*EXERCISE DETAILS*:
Some lines in the records below may hold the word "info"; give the number of those lines and nothing else.
Begin SUPPLIED MATERIAL
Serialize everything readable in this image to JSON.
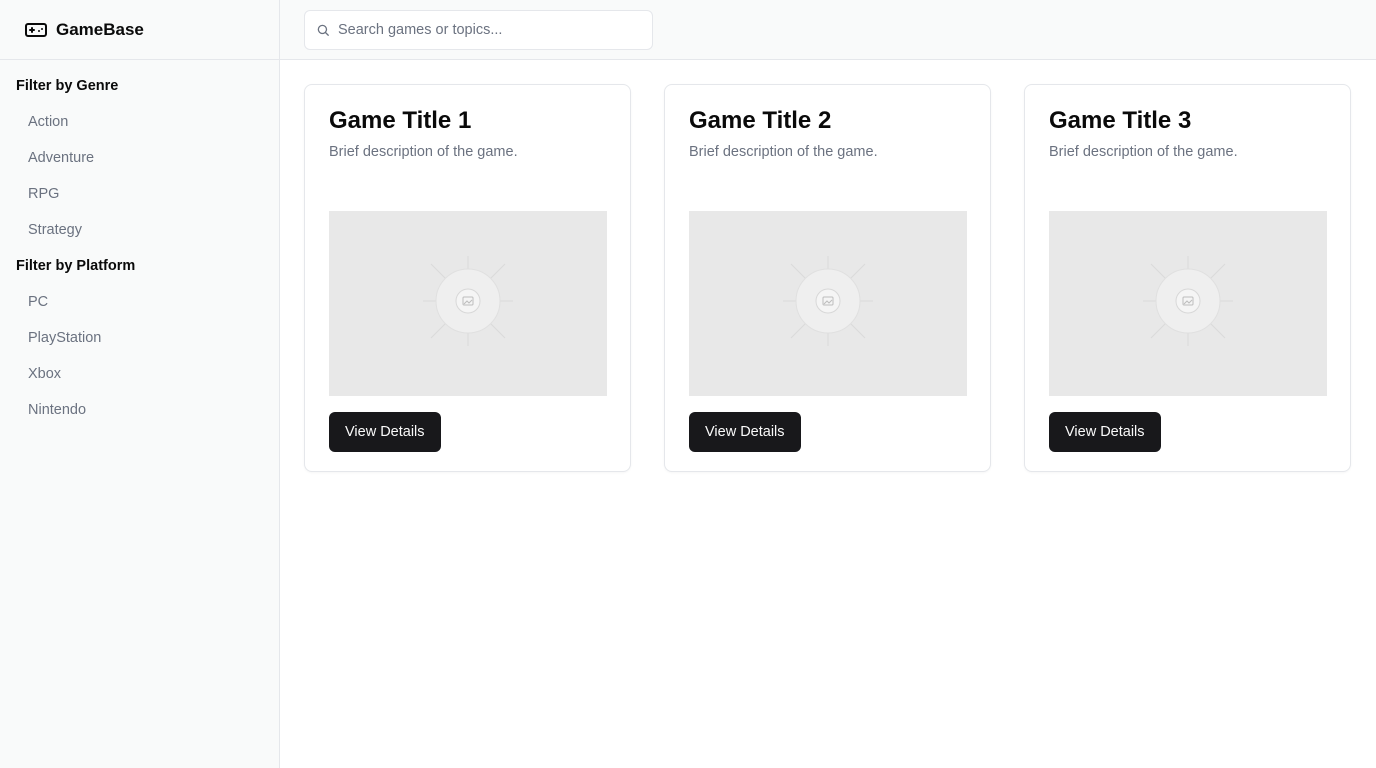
{
  "brand": {
    "name": "GameBase",
    "icon": "gamepad-icon"
  },
  "search": {
    "placeholder": "Search games or topics...",
    "value": "",
    "icon": "search-icon"
  },
  "filters": {
    "genre": {
      "heading": "Filter by Genre",
      "items": [
        "Action",
        "Adventure",
        "RPG",
        "Strategy"
      ]
    },
    "platform": {
      "heading": "Filter by Platform",
      "items": [
        "PC",
        "PlayStation",
        "Xbox",
        "Nintendo"
      ]
    }
  },
  "cards": [
    {
      "title": "Game Title 1",
      "description": "Brief description of the game.",
      "button_label": "View Details",
      "image_icon": "image-placeholder-icon"
    },
    {
      "title": "Game Title 2",
      "description": "Brief description of the game.",
      "button_label": "View Details",
      "image_icon": "image-placeholder-icon"
    },
    {
      "title": "Game Title 3",
      "description": "Brief description of the game.",
      "button_label": "View Details",
      "image_icon": "image-placeholder-icon"
    }
  ],
  "colors": {
    "sidebar_bg": "#f9fafa",
    "border": "#e5e7eb",
    "muted_text": "#6b7280",
    "button_bg": "#18181b",
    "button_text": "#fafafa",
    "image_placeholder": "#e8e8e8"
  }
}
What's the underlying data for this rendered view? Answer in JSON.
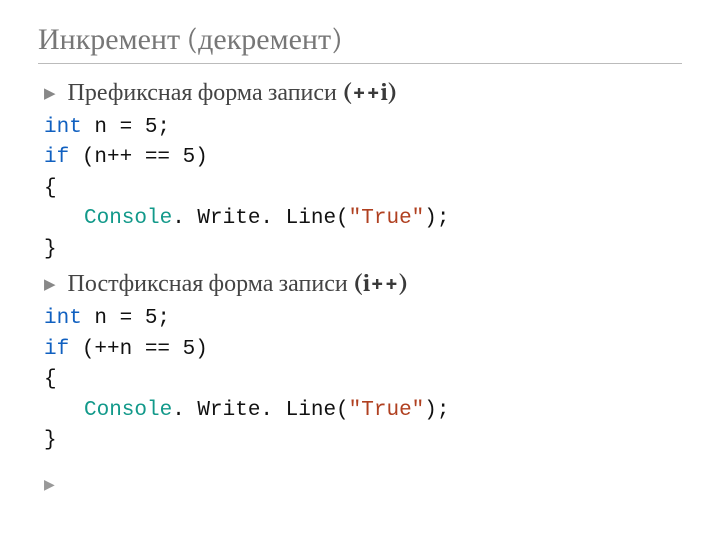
{
  "title": "Инкремент (декремент)",
  "bullet1": {
    "prefix": "Префиксная форма записи ",
    "suffix": "(++i)"
  },
  "code1": {
    "l1_kw": "int",
    "l1_rest": " n = 5;",
    "l2_kw": "if",
    "l2_rest": " (n++ == 5)",
    "l3": "{",
    "l4_cls": "Console",
    "l4_mid": ". Write. Line(",
    "l4_str": "\"True\"",
    "l4_end": ");",
    "l5": "}"
  },
  "bullet2": {
    "prefix": "Постфиксная форма записи ",
    "suffix": "(i++)"
  },
  "code2": {
    "l1_kw": "int",
    "l1_rest": " n = 5;",
    "l2_kw": "if",
    "l2_rest": " (++n == 5)",
    "l3": "{",
    "l4_cls": "Console",
    "l4_mid": ". Write. Line(",
    "l4_str": "\"True\"",
    "l4_end": ");",
    "l5": "}"
  },
  "marker": "▶"
}
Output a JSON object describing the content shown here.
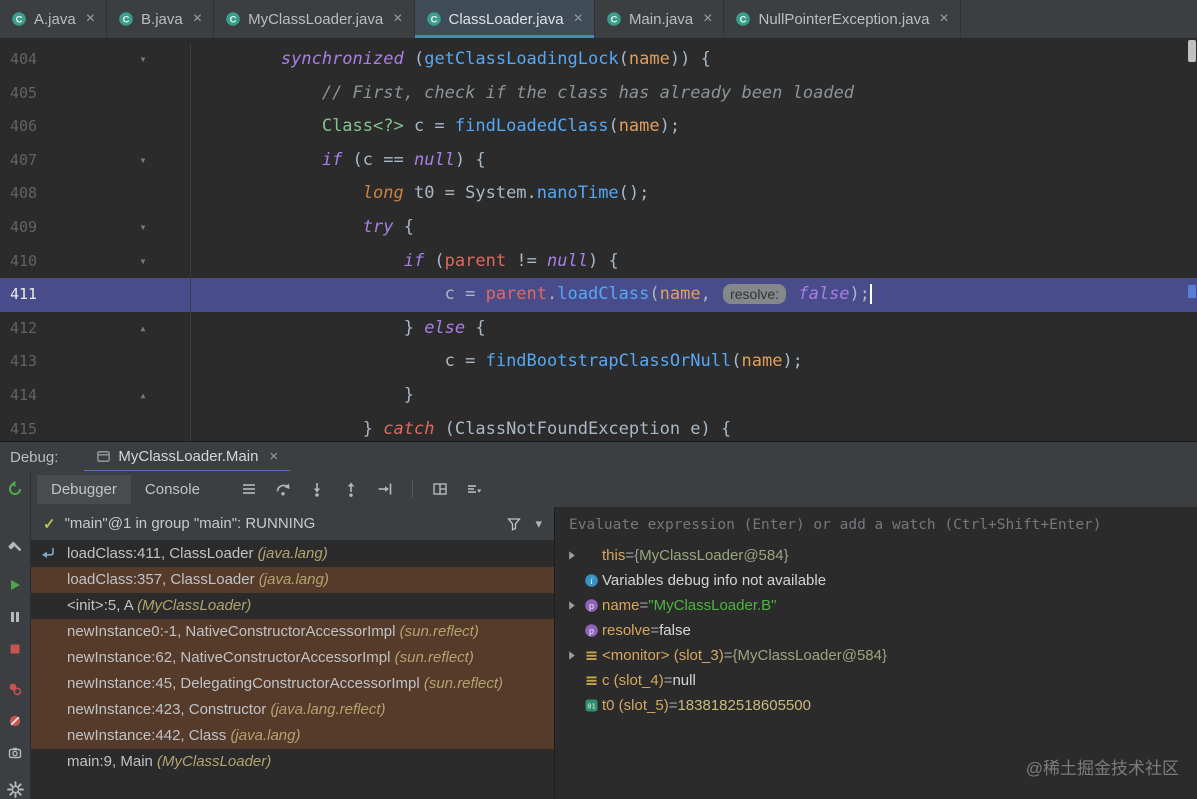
{
  "colors": {
    "accent_blue": "#4a88c7",
    "execution_line": "#484c8a",
    "library_frame_bg": "#563a2a",
    "panel_chrome": "#3c3f41",
    "editor_bg": "#2b2b2b",
    "breakpoint_red": "#c75450",
    "run_green": "#4ca54c"
  },
  "glyphs": {
    "close": "×",
    "check": "✓",
    "fold_down": "▾",
    "fold_up": "▴",
    "chevron_down": "▾",
    "eq": " = "
  },
  "editor_tabs": [
    {
      "label": "A.java",
      "active": false
    },
    {
      "label": "B.java",
      "active": false
    },
    {
      "label": "MyClassLoader.java",
      "active": false
    },
    {
      "label": "ClassLoader.java",
      "active": true
    },
    {
      "label": "Main.java",
      "active": false
    },
    {
      "label": "NullPointerException.java",
      "active": false
    }
  ],
  "editor": {
    "current_line": 411,
    "lines": [
      {
        "num": 404,
        "fold": "down",
        "tokens": [
          [
            "        ",
            "p"
          ],
          [
            "synchronized",
            "kw"
          ],
          [
            " (",
            "p"
          ],
          [
            "getClassLoadingLock",
            "m"
          ],
          [
            "(",
            "p"
          ],
          [
            "name",
            "prm"
          ],
          [
            ")) {",
            "p"
          ]
        ]
      },
      {
        "num": 405,
        "fold": "",
        "tokens": [
          [
            "            ",
            "p"
          ],
          [
            "// First, check if the class has already been loaded",
            "cm"
          ]
        ]
      },
      {
        "num": 406,
        "fold": "",
        "tokens": [
          [
            "            ",
            "p"
          ],
          [
            "Class<?> ",
            "ty"
          ],
          [
            "c = ",
            "p"
          ],
          [
            "findLoadedClass",
            "m"
          ],
          [
            "(",
            "p"
          ],
          [
            "name",
            "prm"
          ],
          [
            ");",
            "p"
          ]
        ]
      },
      {
        "num": 407,
        "fold": "down",
        "tokens": [
          [
            "            ",
            "p"
          ],
          [
            "if",
            "kw"
          ],
          [
            " (c == ",
            "p"
          ],
          [
            "null",
            "kw"
          ],
          [
            ") {",
            "p"
          ]
        ]
      },
      {
        "num": 408,
        "fold": "",
        "tokens": [
          [
            "                ",
            "p"
          ],
          [
            "long",
            "kw2"
          ],
          [
            " t0 = System.",
            "p"
          ],
          [
            "nanoTime",
            "m"
          ],
          [
            "();",
            "p"
          ]
        ]
      },
      {
        "num": 409,
        "fold": "down",
        "tokens": [
          [
            "                ",
            "p"
          ],
          [
            "try",
            "kw"
          ],
          [
            " {",
            "p"
          ]
        ]
      },
      {
        "num": 410,
        "fold": "down",
        "tokens": [
          [
            "                    ",
            "p"
          ],
          [
            "if",
            "kw"
          ],
          [
            " (",
            "p"
          ],
          [
            "parent",
            "fld"
          ],
          [
            " != ",
            "p"
          ],
          [
            "null",
            "kw"
          ],
          [
            ") {",
            "p"
          ]
        ]
      },
      {
        "num": 411,
        "fold": "",
        "tokens": [
          [
            "                        ",
            "p"
          ],
          [
            "c = ",
            "p"
          ],
          [
            "parent",
            "fld"
          ],
          [
            ".",
            "p"
          ],
          [
            "loadClass",
            "m"
          ],
          [
            "(",
            "p"
          ],
          [
            "name",
            "prm"
          ],
          [
            ", ",
            "p"
          ],
          [
            "resolve:",
            "hint"
          ],
          [
            " ",
            "p"
          ],
          [
            "false",
            "kw"
          ],
          [
            ");",
            "p"
          ],
          [
            "",
            "caret"
          ]
        ]
      },
      {
        "num": 412,
        "fold": "up",
        "tokens": [
          [
            "                    ",
            "p"
          ],
          [
            "} ",
            "p"
          ],
          [
            "else",
            "kw"
          ],
          [
            " {",
            "p"
          ]
        ]
      },
      {
        "num": 413,
        "fold": "",
        "tokens": [
          [
            "                        ",
            "p"
          ],
          [
            "c = ",
            "p"
          ],
          [
            "findBootstrapClassOrNull",
            "m"
          ],
          [
            "(",
            "p"
          ],
          [
            "name",
            "prm"
          ],
          [
            ");",
            "p"
          ]
        ]
      },
      {
        "num": 414,
        "fold": "up",
        "tokens": [
          [
            "                    ",
            "p"
          ],
          [
            "}",
            "p"
          ]
        ]
      },
      {
        "num": 415,
        "fold": "",
        "tokens": [
          [
            "                ",
            "p"
          ],
          [
            "} ",
            "p"
          ],
          [
            "catch",
            "kwc"
          ],
          [
            " (ClassNotFoundException e) {",
            "p"
          ]
        ]
      }
    ]
  },
  "debug_header": {
    "label": "Debug:",
    "session_tab": "MyClassLoader.Main"
  },
  "debug_tabs": [
    {
      "label": "Debugger",
      "active": true
    },
    {
      "label": "Console",
      "active": false
    }
  ],
  "debug_toolbar_icons": [
    "menu",
    "step-over",
    "step-into",
    "step-out",
    "run-to-cursor",
    "sep",
    "layout-grid",
    "view-options"
  ],
  "left_toolbar_icons": [
    "rerun",
    "build",
    "resume",
    "pause",
    "stop",
    "view-breakpoints",
    "mute-breakpoints",
    "thread-dump",
    "settings"
  ],
  "thread": {
    "status_text": "\"main\"@1 in group \"main\": RUNNING"
  },
  "frames": [
    {
      "text": "loadClass:411, ClassLoader ",
      "location": "(java.lang)",
      "library": false,
      "current": true
    },
    {
      "text": "loadClass:357, ClassLoader ",
      "location": "(java.lang)",
      "library": true,
      "current": false
    },
    {
      "text": "<init>:5, A ",
      "location": "(MyClassLoader)",
      "library": false,
      "current": false
    },
    {
      "text": "newInstance0:-1, NativeConstructorAccessorImpl ",
      "location": "(sun.reflect)",
      "library": true,
      "current": false
    },
    {
      "text": "newInstance:62, NativeConstructorAccessorImpl ",
      "location": "(sun.reflect)",
      "library": true,
      "current": false
    },
    {
      "text": "newInstance:45, DelegatingConstructorAccessorImpl ",
      "location": "(sun.reflect)",
      "library": true,
      "current": false
    },
    {
      "text": "newInstance:423, Constructor ",
      "location": "(java.lang.reflect)",
      "library": true,
      "current": false
    },
    {
      "text": "newInstance:442, Class ",
      "location": "(java.lang)",
      "library": true,
      "current": false
    },
    {
      "text": "main:9, Main ",
      "location": "(MyClassLoader)",
      "library": false,
      "current": false
    }
  ],
  "variables": {
    "evaluate_placeholder": "Evaluate expression (Enter) or add a watch (Ctrl+Shift+Enter)",
    "items": [
      {
        "kind": "var",
        "expand": true,
        "icon": "none",
        "name": "this",
        "value": "{MyClassLoader@584}",
        "vtype": "ref"
      },
      {
        "kind": "info",
        "text": "Variables debug info not available"
      },
      {
        "kind": "var",
        "expand": true,
        "icon": "param",
        "name": "name",
        "value": "\"MyClassLoader.B\"",
        "vtype": "string"
      },
      {
        "kind": "var",
        "expand": false,
        "icon": "param",
        "name": "resolve",
        "value": "false",
        "vtype": "plain"
      },
      {
        "kind": "var",
        "expand": true,
        "icon": "field",
        "name": "<monitor> (slot_3)",
        "value": "{MyClassLoader@584}",
        "vtype": "ref"
      },
      {
        "kind": "var",
        "expand": false,
        "icon": "field",
        "name": "c (slot_4)",
        "value": "null",
        "vtype": "plain"
      },
      {
        "kind": "var",
        "expand": false,
        "icon": "primitive",
        "name": "t0 (slot_5)",
        "value": "1838182518605500",
        "vtype": "number"
      }
    ]
  },
  "watermark": "@稀土掘金技术社区"
}
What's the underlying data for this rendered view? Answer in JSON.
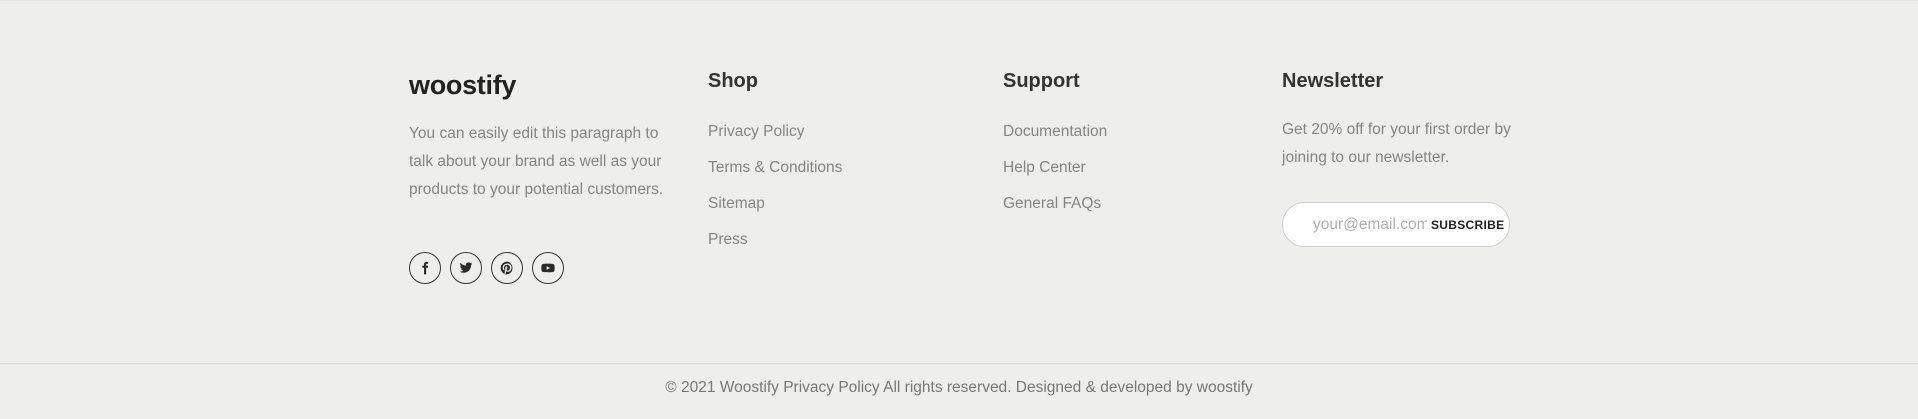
{
  "brand": {
    "logo": "woostify",
    "description": "You can easily edit this paragraph to talk about your brand as well as your products to your potential customers.",
    "socials": [
      {
        "name": "facebook-icon"
      },
      {
        "name": "twitter-icon"
      },
      {
        "name": "pinterest-icon"
      },
      {
        "name": "youtube-icon"
      }
    ]
  },
  "shop": {
    "title": "Shop",
    "links": [
      "Privacy Policy",
      "Terms & Conditions",
      "Sitemap",
      "Press"
    ]
  },
  "support": {
    "title": "Support",
    "links": [
      "Documentation",
      "Help Center",
      "General FAQs"
    ]
  },
  "newsletter": {
    "title": "Newsletter",
    "text": "Get 20% off for your first order by joining to our newsletter.",
    "email_placeholder": "your@email.com",
    "button_label": "SUBSCRIBE"
  },
  "copyright": "© 2021 Woostify Privacy Policy All rights reserved. Designed & developed by woostify"
}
End SUPPLIED MATERIAL
*TASK ANSWER*:
2